EXERCISE BRIEF — Give the number of lines in the listing that hold the word "الجابر". Write nothing but that number.

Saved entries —
-- START --

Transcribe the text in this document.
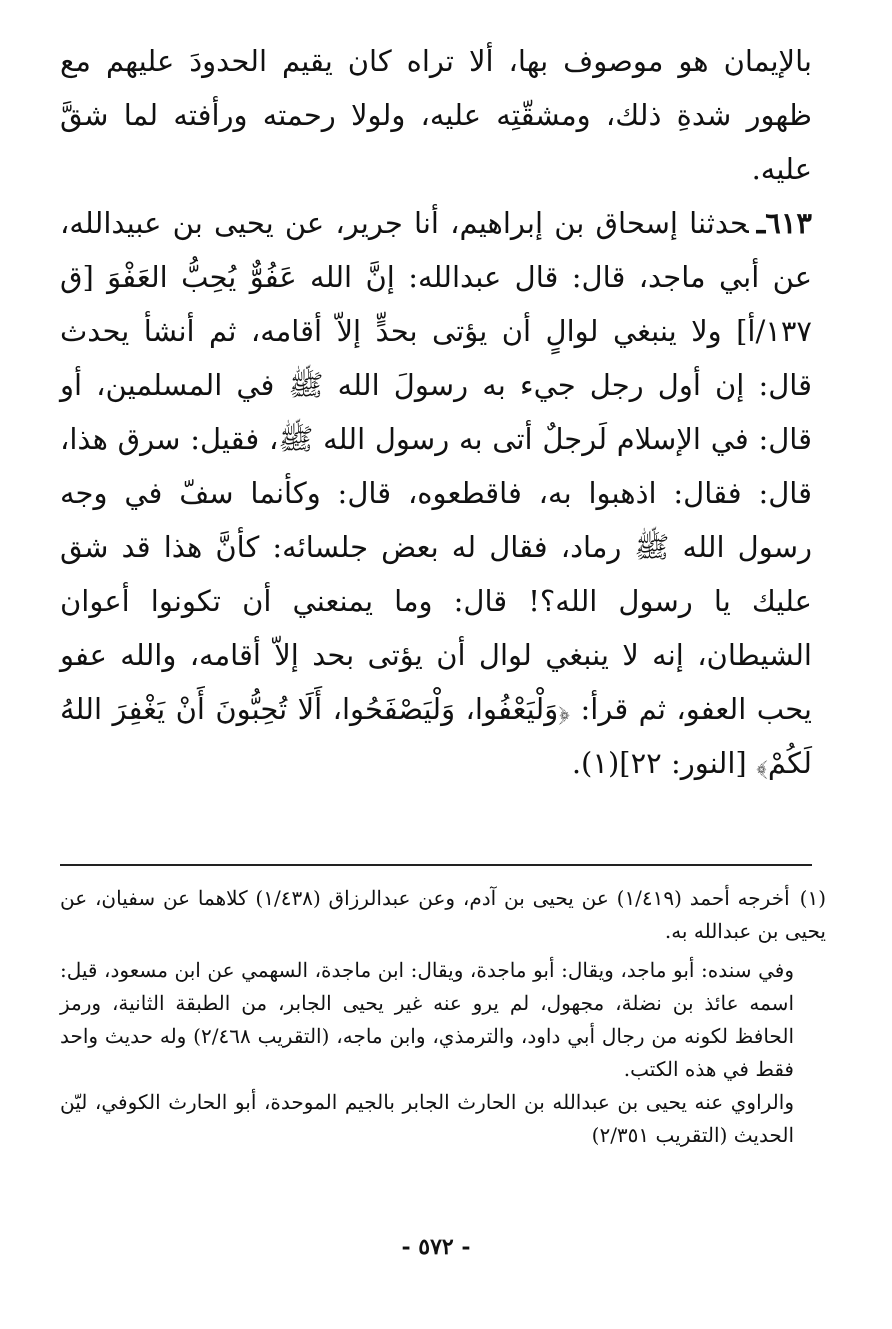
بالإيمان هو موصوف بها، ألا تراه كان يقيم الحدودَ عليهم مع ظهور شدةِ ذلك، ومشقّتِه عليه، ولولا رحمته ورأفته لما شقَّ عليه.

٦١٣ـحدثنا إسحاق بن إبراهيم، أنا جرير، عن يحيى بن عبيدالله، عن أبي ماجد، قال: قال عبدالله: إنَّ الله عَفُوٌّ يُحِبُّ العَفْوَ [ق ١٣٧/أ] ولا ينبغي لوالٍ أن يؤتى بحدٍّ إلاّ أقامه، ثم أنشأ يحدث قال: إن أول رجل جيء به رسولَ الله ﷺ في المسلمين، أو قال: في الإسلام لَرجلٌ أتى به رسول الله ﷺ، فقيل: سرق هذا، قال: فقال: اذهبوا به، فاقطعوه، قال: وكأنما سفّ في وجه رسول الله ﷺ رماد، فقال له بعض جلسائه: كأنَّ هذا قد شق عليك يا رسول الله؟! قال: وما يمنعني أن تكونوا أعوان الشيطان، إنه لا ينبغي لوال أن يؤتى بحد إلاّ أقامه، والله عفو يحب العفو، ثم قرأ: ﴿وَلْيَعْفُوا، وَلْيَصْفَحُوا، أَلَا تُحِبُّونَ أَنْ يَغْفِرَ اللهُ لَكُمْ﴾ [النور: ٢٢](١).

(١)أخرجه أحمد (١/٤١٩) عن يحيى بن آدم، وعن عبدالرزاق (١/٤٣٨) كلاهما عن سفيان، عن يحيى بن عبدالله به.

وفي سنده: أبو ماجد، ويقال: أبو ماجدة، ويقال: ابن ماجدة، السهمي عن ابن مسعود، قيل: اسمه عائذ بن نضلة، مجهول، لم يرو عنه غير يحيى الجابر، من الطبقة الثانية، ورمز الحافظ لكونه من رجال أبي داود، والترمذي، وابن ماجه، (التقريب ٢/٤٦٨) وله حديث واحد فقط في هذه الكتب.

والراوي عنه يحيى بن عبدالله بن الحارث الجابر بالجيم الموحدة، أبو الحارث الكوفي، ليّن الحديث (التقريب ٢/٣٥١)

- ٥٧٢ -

-- END --
-- START --

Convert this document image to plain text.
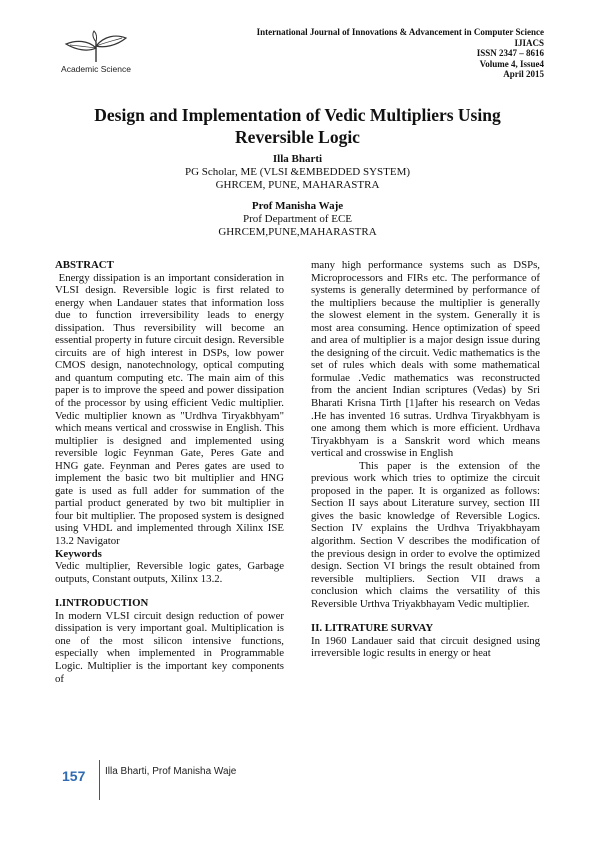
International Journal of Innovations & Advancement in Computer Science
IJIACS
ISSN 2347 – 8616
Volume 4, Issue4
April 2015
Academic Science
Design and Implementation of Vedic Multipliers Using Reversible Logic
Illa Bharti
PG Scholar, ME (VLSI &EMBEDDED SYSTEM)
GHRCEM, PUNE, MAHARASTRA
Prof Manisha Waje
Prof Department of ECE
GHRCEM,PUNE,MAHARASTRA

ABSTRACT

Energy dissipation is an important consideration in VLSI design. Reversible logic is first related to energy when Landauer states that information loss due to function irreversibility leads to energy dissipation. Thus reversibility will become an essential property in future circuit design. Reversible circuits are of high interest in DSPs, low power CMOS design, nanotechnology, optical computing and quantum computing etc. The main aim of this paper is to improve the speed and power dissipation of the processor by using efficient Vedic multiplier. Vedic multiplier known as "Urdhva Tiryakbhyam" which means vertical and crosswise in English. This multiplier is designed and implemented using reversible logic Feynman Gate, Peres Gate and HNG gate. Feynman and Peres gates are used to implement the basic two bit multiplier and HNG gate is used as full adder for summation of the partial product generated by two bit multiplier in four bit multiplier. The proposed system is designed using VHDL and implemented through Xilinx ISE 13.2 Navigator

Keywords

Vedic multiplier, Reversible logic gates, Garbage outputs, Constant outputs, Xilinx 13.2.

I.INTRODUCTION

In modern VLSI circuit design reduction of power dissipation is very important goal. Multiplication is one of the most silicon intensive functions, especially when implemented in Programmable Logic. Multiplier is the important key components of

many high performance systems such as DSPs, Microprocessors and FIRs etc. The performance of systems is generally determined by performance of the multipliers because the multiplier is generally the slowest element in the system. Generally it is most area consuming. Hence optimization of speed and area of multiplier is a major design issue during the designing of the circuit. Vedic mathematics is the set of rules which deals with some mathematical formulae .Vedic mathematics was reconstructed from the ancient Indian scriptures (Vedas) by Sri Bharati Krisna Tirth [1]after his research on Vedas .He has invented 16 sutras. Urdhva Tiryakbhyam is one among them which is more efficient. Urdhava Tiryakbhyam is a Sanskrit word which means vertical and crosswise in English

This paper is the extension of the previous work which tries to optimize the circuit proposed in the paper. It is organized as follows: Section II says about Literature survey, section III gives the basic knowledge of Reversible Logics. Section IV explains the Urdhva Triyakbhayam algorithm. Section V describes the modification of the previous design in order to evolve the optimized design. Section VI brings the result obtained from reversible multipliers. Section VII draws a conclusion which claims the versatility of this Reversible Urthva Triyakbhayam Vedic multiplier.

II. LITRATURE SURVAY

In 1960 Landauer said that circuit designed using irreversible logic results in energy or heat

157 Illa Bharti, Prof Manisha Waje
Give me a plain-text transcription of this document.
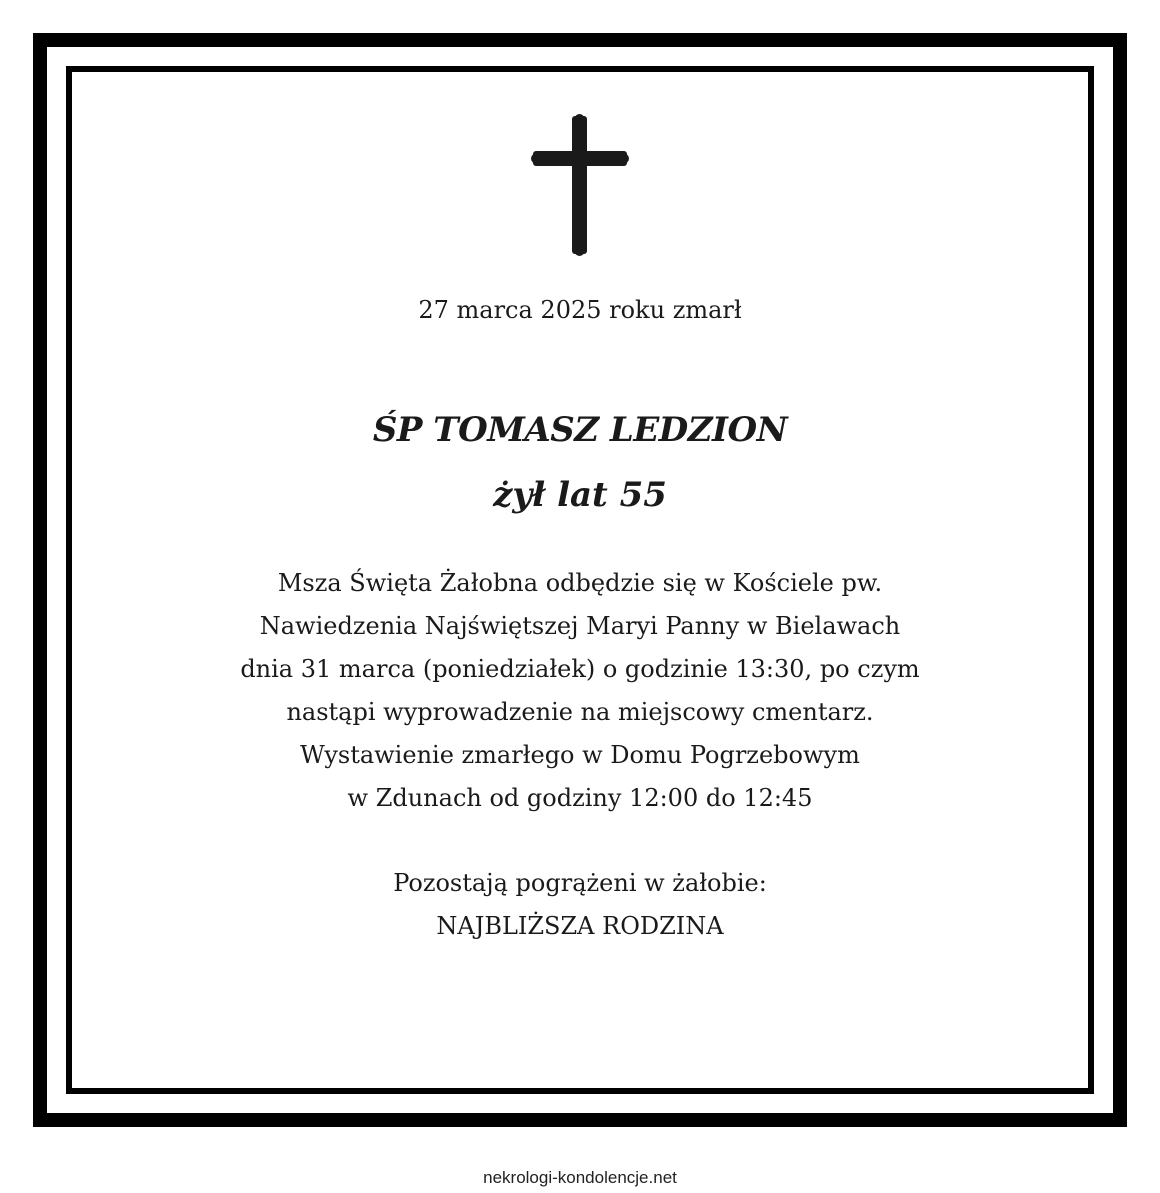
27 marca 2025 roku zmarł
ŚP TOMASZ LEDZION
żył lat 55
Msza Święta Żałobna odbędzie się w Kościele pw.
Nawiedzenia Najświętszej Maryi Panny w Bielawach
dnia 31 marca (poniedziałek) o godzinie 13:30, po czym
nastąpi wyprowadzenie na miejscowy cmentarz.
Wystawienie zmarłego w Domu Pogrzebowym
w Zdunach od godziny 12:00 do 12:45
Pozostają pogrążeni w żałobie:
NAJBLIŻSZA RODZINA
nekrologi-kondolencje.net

-- END --

OUTPUT BELOW — 2